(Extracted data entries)

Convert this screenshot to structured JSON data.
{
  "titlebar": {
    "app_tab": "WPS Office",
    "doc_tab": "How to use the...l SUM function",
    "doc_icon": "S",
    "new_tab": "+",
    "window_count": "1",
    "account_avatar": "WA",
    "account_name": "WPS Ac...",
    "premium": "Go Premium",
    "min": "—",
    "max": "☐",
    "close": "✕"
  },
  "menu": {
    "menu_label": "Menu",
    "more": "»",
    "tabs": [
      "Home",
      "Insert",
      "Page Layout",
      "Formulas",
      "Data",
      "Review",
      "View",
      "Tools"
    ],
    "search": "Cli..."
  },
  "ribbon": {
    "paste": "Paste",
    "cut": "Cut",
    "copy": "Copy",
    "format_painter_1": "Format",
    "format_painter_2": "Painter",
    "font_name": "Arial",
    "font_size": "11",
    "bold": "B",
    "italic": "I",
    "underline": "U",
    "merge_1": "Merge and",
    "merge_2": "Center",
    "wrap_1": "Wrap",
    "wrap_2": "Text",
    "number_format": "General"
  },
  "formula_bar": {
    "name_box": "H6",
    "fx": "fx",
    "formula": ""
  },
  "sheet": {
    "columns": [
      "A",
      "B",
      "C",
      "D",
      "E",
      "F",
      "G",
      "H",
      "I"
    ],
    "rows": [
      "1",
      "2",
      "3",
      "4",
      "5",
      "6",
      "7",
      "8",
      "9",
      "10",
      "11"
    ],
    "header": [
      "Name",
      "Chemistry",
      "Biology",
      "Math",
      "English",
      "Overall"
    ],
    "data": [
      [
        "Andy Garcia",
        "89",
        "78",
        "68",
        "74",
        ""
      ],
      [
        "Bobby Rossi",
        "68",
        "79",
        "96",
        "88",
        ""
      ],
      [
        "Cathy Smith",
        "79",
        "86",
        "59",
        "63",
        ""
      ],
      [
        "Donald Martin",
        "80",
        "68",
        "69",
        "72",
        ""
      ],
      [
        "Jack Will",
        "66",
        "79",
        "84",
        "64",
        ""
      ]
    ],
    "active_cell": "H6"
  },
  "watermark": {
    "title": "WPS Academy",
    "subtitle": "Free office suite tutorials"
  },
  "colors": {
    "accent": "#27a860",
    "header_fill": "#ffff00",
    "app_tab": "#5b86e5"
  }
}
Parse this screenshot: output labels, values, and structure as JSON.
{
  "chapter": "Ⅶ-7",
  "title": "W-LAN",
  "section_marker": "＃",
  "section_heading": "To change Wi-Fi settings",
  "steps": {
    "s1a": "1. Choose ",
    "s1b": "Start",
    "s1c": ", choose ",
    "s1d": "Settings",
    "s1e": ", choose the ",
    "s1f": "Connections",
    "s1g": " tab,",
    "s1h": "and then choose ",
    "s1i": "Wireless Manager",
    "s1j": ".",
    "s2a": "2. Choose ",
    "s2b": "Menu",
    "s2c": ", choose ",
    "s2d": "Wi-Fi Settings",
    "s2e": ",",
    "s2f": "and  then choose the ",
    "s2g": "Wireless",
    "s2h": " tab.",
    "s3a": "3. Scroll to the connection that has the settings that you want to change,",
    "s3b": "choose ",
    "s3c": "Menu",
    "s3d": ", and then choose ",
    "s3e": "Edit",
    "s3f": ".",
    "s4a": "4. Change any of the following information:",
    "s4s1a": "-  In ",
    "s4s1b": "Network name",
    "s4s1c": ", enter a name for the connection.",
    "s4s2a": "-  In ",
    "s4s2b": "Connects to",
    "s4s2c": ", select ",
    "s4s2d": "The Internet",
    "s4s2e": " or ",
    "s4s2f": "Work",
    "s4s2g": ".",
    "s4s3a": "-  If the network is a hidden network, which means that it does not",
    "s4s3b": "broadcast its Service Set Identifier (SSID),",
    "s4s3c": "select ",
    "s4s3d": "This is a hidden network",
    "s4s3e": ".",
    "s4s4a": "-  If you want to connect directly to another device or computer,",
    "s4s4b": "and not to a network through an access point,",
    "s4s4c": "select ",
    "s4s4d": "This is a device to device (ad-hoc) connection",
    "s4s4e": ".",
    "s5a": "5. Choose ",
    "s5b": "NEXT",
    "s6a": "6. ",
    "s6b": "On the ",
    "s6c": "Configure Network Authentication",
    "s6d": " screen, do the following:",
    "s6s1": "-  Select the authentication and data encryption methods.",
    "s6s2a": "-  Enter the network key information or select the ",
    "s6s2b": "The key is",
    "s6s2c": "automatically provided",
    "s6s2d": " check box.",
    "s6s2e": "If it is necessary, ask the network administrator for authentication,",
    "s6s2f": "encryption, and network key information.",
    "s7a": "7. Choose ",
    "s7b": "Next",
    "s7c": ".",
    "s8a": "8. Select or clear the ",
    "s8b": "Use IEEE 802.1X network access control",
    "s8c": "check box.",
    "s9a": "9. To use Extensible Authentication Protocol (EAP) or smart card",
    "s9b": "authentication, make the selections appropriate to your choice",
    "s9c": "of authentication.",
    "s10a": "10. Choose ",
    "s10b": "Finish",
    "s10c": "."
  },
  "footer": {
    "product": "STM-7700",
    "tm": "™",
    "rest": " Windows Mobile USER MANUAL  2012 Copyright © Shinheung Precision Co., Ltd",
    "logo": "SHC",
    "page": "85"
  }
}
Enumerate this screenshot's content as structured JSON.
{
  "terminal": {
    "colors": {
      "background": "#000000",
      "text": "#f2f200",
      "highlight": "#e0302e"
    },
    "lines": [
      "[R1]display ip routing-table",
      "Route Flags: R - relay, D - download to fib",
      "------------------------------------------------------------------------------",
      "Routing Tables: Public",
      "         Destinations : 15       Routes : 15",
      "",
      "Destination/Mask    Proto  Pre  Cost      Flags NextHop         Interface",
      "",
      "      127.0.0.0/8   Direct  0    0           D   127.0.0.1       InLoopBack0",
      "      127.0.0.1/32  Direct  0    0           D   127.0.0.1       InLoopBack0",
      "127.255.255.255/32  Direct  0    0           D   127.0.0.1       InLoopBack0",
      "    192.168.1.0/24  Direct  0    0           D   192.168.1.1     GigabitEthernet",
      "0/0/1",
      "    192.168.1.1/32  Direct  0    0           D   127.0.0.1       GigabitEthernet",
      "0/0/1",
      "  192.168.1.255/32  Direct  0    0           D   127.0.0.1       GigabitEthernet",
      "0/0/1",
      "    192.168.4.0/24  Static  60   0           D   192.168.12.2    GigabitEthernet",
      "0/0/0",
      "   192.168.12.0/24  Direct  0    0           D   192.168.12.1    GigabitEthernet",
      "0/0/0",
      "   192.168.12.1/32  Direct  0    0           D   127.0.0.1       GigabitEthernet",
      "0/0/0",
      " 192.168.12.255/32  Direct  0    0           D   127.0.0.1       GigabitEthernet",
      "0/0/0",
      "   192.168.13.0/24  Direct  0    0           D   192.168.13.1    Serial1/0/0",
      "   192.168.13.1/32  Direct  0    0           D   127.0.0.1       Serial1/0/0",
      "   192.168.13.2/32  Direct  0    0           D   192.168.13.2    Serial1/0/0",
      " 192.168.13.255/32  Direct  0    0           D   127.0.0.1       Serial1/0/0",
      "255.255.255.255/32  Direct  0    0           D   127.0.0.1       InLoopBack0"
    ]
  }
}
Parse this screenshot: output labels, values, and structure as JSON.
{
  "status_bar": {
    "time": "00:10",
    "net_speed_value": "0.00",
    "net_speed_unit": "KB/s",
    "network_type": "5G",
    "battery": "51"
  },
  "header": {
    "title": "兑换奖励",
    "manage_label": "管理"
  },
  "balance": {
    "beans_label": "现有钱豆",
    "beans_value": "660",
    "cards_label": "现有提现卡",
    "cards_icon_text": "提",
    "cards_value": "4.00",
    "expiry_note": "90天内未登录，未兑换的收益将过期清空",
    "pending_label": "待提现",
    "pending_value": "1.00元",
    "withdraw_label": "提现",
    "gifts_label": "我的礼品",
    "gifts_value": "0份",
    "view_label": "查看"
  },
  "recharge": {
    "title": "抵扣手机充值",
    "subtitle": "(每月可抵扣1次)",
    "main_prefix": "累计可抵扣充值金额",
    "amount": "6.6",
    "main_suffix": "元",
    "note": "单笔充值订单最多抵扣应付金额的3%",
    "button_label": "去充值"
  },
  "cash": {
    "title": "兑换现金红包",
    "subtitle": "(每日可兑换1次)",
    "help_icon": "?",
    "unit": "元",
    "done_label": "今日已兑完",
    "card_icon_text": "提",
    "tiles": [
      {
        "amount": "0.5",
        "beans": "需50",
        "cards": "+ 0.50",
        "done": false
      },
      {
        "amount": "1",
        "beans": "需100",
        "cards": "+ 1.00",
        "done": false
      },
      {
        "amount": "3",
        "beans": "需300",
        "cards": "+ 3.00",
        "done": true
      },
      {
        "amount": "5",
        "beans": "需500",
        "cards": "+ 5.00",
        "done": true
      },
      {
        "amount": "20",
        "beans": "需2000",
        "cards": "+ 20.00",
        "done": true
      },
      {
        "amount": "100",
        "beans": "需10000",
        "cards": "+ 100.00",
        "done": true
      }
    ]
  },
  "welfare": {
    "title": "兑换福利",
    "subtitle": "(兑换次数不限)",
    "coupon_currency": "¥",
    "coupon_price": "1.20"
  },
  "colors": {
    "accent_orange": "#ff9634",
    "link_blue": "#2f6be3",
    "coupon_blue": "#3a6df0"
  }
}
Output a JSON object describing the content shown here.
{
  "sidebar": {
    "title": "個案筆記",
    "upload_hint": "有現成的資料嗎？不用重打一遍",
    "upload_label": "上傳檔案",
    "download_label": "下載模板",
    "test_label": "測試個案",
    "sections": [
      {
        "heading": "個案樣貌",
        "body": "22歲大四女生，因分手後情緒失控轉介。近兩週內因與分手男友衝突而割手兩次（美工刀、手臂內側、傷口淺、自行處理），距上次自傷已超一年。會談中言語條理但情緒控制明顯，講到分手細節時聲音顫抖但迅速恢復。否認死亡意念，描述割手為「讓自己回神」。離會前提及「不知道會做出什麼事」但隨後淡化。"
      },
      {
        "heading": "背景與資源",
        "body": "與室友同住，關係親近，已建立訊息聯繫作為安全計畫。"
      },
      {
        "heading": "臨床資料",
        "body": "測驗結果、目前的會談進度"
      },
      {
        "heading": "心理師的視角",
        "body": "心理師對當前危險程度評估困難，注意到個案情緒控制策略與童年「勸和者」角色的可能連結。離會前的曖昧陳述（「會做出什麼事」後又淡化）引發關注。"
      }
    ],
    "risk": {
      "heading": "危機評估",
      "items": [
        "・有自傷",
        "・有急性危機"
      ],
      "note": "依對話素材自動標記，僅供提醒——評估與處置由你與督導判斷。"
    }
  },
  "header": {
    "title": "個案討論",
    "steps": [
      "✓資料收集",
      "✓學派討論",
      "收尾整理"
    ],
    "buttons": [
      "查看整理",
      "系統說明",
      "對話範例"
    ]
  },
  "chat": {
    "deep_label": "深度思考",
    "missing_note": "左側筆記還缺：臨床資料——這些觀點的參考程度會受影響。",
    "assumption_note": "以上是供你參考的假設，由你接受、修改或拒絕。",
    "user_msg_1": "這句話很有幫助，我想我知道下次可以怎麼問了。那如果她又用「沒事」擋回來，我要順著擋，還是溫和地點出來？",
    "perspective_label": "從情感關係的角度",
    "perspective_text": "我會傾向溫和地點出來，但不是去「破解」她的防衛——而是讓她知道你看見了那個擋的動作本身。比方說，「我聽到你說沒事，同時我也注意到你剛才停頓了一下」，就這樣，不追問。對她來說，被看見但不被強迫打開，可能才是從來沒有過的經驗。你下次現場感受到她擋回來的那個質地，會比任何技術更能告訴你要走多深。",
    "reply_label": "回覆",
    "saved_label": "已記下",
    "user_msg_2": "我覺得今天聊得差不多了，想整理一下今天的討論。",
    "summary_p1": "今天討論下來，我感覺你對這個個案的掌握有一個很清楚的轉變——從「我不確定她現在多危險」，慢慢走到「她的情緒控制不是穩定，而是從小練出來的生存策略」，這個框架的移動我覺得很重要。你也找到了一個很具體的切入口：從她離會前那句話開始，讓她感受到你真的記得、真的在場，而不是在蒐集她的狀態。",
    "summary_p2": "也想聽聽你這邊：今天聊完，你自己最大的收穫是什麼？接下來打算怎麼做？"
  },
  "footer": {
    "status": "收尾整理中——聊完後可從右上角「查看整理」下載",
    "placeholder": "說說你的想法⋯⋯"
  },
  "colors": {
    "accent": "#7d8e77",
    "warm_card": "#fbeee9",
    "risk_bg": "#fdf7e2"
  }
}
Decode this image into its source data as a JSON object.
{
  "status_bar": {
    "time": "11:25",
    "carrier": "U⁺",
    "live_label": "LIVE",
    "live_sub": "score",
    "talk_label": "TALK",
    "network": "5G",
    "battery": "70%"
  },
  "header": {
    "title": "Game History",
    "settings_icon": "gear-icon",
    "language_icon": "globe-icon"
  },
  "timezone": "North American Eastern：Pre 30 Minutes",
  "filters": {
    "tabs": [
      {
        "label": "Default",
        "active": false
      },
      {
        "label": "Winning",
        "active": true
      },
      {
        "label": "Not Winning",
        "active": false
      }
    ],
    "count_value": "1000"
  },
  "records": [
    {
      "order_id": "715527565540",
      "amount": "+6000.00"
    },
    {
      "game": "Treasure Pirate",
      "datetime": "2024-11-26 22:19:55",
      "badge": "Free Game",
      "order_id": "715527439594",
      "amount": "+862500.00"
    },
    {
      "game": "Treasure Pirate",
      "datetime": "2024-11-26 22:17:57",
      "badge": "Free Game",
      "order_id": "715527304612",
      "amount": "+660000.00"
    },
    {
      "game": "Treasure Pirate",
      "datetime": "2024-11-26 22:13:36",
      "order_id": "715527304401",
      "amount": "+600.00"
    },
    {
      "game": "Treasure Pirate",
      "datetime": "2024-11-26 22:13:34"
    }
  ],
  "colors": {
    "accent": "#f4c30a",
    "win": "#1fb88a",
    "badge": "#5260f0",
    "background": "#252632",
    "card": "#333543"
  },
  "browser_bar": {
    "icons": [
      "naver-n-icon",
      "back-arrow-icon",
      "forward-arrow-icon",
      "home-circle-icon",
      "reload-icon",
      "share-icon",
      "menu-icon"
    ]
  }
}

Exercise requirements:
Identify the lines that hold the word "content". Copy every one of them.

Result of the exercise:
Enumerate this screenshot's content as structured JSON.
Output a JSON object describing the content shown here.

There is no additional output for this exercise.